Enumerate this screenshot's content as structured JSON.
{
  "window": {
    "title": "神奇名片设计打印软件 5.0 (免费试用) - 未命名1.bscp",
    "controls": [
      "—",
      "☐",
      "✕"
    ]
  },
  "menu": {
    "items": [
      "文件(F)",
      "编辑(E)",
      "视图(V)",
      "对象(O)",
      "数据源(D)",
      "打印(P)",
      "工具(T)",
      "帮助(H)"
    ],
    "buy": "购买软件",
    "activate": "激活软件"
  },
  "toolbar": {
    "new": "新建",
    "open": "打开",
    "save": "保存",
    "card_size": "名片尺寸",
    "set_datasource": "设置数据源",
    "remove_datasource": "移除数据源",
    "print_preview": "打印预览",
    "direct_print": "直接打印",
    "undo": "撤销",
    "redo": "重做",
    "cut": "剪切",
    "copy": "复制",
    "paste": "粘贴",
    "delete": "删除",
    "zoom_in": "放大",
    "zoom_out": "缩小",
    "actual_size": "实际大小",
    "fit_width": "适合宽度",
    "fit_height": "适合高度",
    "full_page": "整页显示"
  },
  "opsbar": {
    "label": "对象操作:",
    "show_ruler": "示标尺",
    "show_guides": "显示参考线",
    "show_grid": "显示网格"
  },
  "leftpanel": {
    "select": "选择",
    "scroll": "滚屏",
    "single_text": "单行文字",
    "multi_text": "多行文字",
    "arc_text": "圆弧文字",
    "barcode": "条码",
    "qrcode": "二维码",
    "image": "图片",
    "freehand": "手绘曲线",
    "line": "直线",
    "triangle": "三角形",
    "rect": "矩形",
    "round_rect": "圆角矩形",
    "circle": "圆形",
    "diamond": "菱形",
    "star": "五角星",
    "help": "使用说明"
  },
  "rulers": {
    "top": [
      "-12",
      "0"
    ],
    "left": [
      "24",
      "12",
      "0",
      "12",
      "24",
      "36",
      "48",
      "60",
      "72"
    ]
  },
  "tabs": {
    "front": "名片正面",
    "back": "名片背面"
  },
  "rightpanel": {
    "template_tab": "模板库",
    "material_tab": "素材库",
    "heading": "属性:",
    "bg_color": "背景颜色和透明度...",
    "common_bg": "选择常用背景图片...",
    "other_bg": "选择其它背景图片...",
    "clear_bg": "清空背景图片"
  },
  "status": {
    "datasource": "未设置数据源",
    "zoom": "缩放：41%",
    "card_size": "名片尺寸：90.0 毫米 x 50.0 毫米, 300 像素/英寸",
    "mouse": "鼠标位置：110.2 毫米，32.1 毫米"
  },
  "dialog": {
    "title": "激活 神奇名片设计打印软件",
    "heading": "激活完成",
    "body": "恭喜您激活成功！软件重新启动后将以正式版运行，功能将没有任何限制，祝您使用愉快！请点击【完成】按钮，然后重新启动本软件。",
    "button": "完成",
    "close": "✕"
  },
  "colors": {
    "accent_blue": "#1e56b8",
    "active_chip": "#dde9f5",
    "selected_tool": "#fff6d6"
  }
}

______

## THE PROBLEM
Generate an exact reproduction of all entries.

## TASK RESPONSE
Enumerate this screenshot's content as structured JSON.
{
  "window": {
    "title": "神奇名片设计打印软件 5.0 (免费试用) - 未命名1.bscp",
    "controls": [
      "—",
      "☐",
      "✕"
    ]
  },
  "menu": {
    "items": [
      "文件(F)",
      "编辑(E)",
      "视图(V)",
      "对象(O)",
      "数据源(D)",
      "打印(P)",
      "工具(T)",
      "帮助(H)"
    ],
    "buy": "购买软件",
    "activate": "激活软件"
  },
  "toolbar": {
    "new": "新建",
    "open": "打开",
    "save": "保存",
    "card_size": "名片尺寸",
    "set_datasource": "设置数据源",
    "remove_datasource": "移除数据源",
    "print_preview": "打印预览",
    "direct_print": "直接打印",
    "undo": "撤销",
    "redo": "重做",
    "cut": "剪切",
    "copy": "复制",
    "paste": "粘贴",
    "delete": "删除",
    "zoom_in": "放大",
    "zoom_out": "缩小",
    "actual_size": "实际大小",
    "fit_width": "适合宽度",
    "fit_height": "适合高度",
    "full_page": "整页显示"
  },
  "opsbar": {
    "label": "对象操作:",
    "show_ruler": "示标尺",
    "show_guides": "显示参考线",
    "show_grid": "显示网格"
  },
  "leftpanel": {
    "select": "选择",
    "scroll": "滚屏",
    "single_text": "单行文字",
    "multi_text": "多行文字",
    "arc_text": "圆弧文字",
    "barcode": "条码",
    "qrcode": "二维码",
    "image": "图片",
    "freehand": "手绘曲线",
    "line": "直线",
    "triangle": "三角形",
    "rect": "矩形",
    "round_rect": "圆角矩形",
    "circle": "圆形",
    "diamond": "菱形",
    "star": "五角星",
    "help": "使用说明"
  },
  "rulers": {
    "top": [
      "-12",
      "0"
    ],
    "left": [
      "24",
      "12",
      "0",
      "12",
      "24",
      "36",
      "48",
      "60",
      "72"
    ]
  },
  "tabs": {
    "front": "名片正面",
    "back": "名片背面"
  },
  "rightpanel": {
    "template_tab": "模板库",
    "material_tab": "素材库",
    "heading": "属性:",
    "bg_color": "背景颜色和透明度...",
    "common_bg": "选择常用背景图片...",
    "other_bg": "选择其它背景图片...",
    "clear_bg": "清空背景图片"
  },
  "status": {
    "datasource": "未设置数据源",
    "zoom": "缩放：41%",
    "card_size": "名片尺寸：90.0 毫米 x 50.0 毫米, 300 像素/英寸",
    "mouse": "鼠标位置：110.2 毫米，32.1 毫米"
  },
  "dialog": {
    "title": "激活 神奇名片设计打印软件",
    "heading": "激活完成",
    "body": "恭喜您激活成功！软件重新启动后将以正式版运行，功能将没有任何限制，祝您使用愉快！请点击【完成】按钮，然后重新启动本软件。",
    "button": "完成",
    "close": "✕"
  },
  "colors": {
    "accent_blue": "#1e56b8",
    "active_chip": "#dde9f5",
    "selected_tool": "#fff6d6"
  }
}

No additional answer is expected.